(Source data)
■ ■ ■ ■

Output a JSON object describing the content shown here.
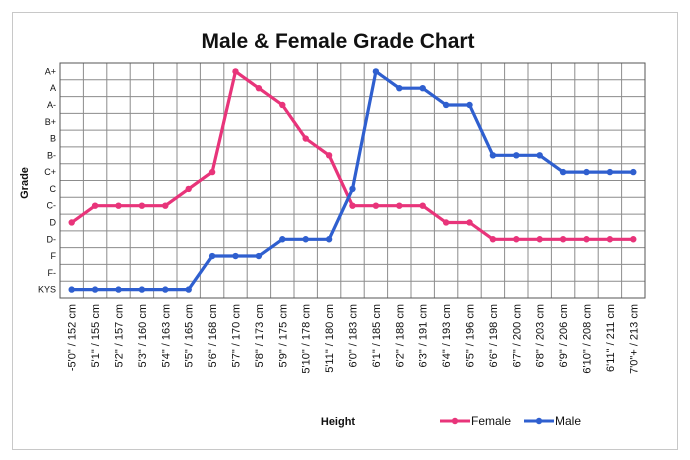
{
  "chart_data": {
    "type": "line",
    "title": "Male & Female Grade Chart",
    "xlabel": "Height",
    "ylabel": "Grade",
    "grid": true,
    "legend_position": "bottom-right",
    "y_categories": [
      "KYS",
      "F-",
      "F",
      "D-",
      "D",
      "C-",
      "C",
      "C+",
      "B-",
      "B",
      "B+",
      "A-",
      "A",
      "A+"
    ],
    "categories": [
      "-5'0\" / 152 cm",
      "5'1\" / 155 cm",
      "5'2\" / 157 cm",
      "5'3\" / 160 cm",
      "5'4\" / 163 cm",
      "5'5\" / 165 cm",
      "5'6\" / 168 cm",
      "5'7\" / 170 cm",
      "5'8\" / 173 cm",
      "5'9\" / 175 cm",
      "5'10\" / 178 cm",
      "5'11\" / 180 cm",
      "6'0\" / 183 cm",
      "6'1\" / 185 cm",
      "6'2\" / 188 cm",
      "6'3\" / 191 cm",
      "6'4\" / 193 cm",
      "6'5\" / 196 cm",
      "6'6\" / 198 cm",
      "6'7\" / 200 cm",
      "6'8\" / 203 cm",
      "6'9\" / 206 cm",
      "6'10\" / 208 cm",
      "6'11\" / 211 cm",
      "7'0\"+ / 213 cm"
    ],
    "series": [
      {
        "name": "Female",
        "color": "#e8347a",
        "values": [
          "D",
          "C-",
          "C-",
          "C-",
          "C-",
          "C",
          "C+",
          "A+",
          "A",
          "A-",
          "B",
          "B-",
          "C-",
          "C-",
          "C-",
          "C-",
          "D",
          "D",
          "D-",
          "D-",
          "D-",
          "D-",
          "D-",
          "D-",
          "D-"
        ]
      },
      {
        "name": "Male",
        "color": "#2f5fcf",
        "values": [
          "KYS",
          "KYS",
          "KYS",
          "KYS",
          "KYS",
          "KYS",
          "F",
          "F",
          "F",
          "D-",
          "D-",
          "D-",
          "C",
          "A+",
          "A",
          "A",
          "A-",
          "A-",
          "B-",
          "B-",
          "B-",
          "C+",
          "C+",
          "C+",
          "C+"
        ]
      }
    ]
  }
}
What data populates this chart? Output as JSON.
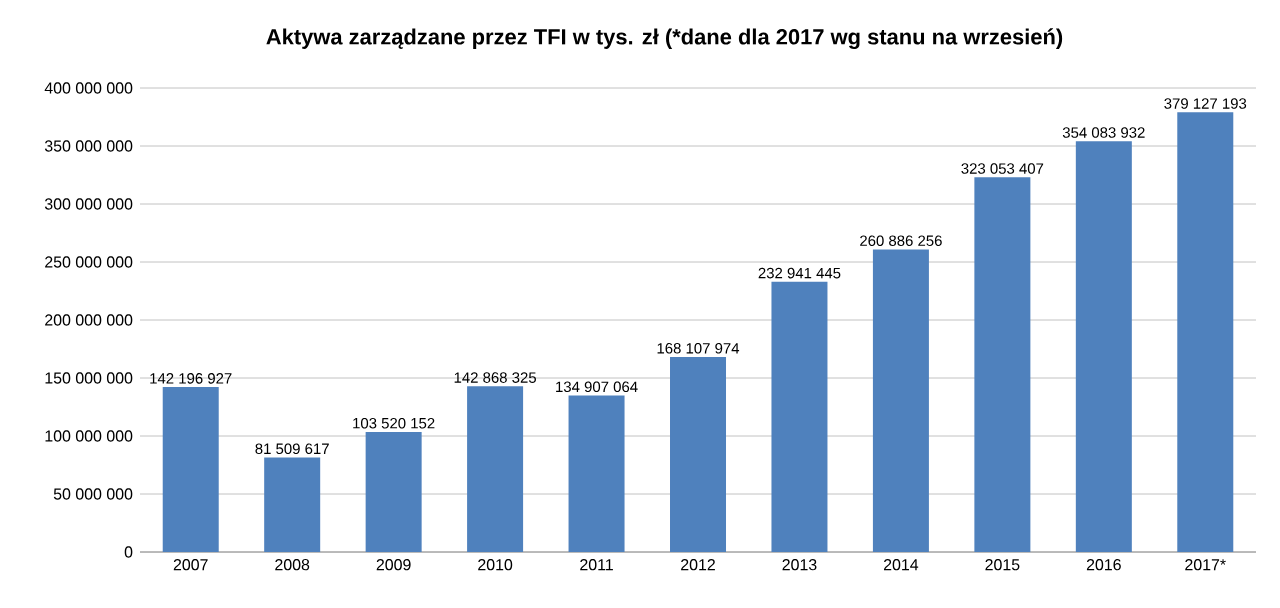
{
  "chart_data": {
    "type": "bar",
    "title": "Aktywa zarządzane przez TFI w tys. zł (*dane dla 2017 wg stanu na wrzesień)",
    "categories": [
      "2007",
      "2008",
      "2009",
      "2010",
      "2011",
      "2012",
      "2013",
      "2014",
      "2015",
      "2016",
      "2017*"
    ],
    "values": [
      142196927,
      81509617,
      103520152,
      142868325,
      134907064,
      168107974,
      232941445,
      260886256,
      323053407,
      354083932,
      379127193
    ],
    "value_labels": [
      "142 196 927",
      "81 509 617",
      "103 520 152",
      "142 868 325",
      "134 907 064",
      "168 107 974",
      "232 941 445",
      "260 886 256",
      "323 053 407",
      "354 083 932",
      "379 127 193"
    ],
    "color": "#4f81bd",
    "ylim": [
      0,
      400000000
    ],
    "yticks": [
      {
        "value": 0,
        "label": "0"
      },
      {
        "value": 50000000,
        "label": "50 000 000"
      },
      {
        "value": 100000000,
        "label": "100 000 000"
      },
      {
        "value": 150000000,
        "label": "150 000 000"
      },
      {
        "value": 200000000,
        "label": "200 000 000"
      },
      {
        "value": 250000000,
        "label": "250 000 000"
      },
      {
        "value": 300000000,
        "label": "300 000 000"
      },
      {
        "value": 350000000,
        "label": "350 000 000"
      },
      {
        "value": 400000000,
        "label": "400 000 000"
      }
    ],
    "grid": "y"
  }
}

■ ■ ■ ■

**WHAT YOU ARE ASKED TO DO**
Where a line in the entries holds "title", copy that line.

**SOLVED PROBLEM**
    "title": "Male & Female Grade Chart",
    "title": "Aktywa zarządzane przez TFI w tys. zł (*dane dla 2017 wg stanu na wrzesień)",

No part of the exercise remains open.